WHAT TO PRODUCE - Wherever the string "document" appears in a line, extract that line.

(Stored dataset items)
·····

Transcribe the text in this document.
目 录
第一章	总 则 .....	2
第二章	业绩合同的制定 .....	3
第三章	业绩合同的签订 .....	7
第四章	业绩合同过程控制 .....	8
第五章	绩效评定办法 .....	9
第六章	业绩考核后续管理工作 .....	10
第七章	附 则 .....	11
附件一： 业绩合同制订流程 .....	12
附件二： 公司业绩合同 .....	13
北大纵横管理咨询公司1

·····

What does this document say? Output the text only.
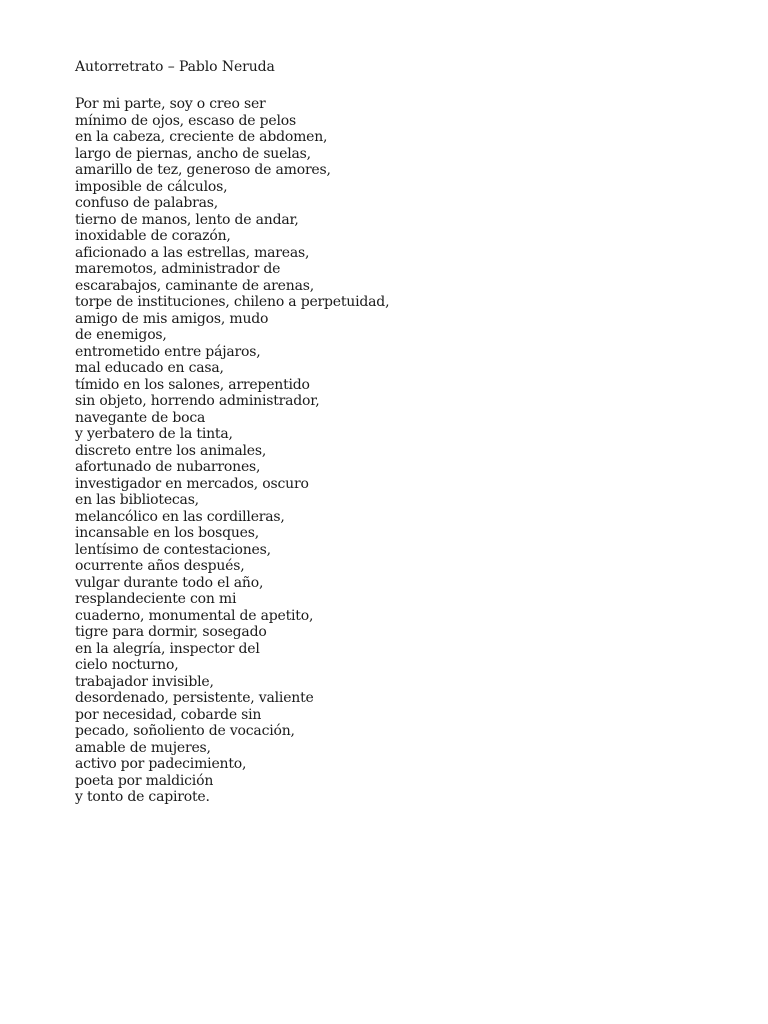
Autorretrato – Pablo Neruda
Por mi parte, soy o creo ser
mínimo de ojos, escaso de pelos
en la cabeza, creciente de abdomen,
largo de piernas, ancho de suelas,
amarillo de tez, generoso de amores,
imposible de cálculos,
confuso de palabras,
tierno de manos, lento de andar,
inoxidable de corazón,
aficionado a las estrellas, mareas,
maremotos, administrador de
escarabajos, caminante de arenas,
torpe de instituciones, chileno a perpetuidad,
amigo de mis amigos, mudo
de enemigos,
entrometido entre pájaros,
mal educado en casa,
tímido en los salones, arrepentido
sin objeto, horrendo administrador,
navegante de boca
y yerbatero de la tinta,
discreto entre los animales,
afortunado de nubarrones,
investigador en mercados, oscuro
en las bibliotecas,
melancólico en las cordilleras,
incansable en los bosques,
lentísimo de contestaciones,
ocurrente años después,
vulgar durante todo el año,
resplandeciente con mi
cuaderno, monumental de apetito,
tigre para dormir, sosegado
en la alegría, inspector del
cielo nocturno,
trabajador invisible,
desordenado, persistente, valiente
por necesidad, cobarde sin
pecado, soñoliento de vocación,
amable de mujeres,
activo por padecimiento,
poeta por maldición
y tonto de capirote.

·····

COMPLETED TASK -
Transcribe the text in this document.
What does this document say? Output the text only.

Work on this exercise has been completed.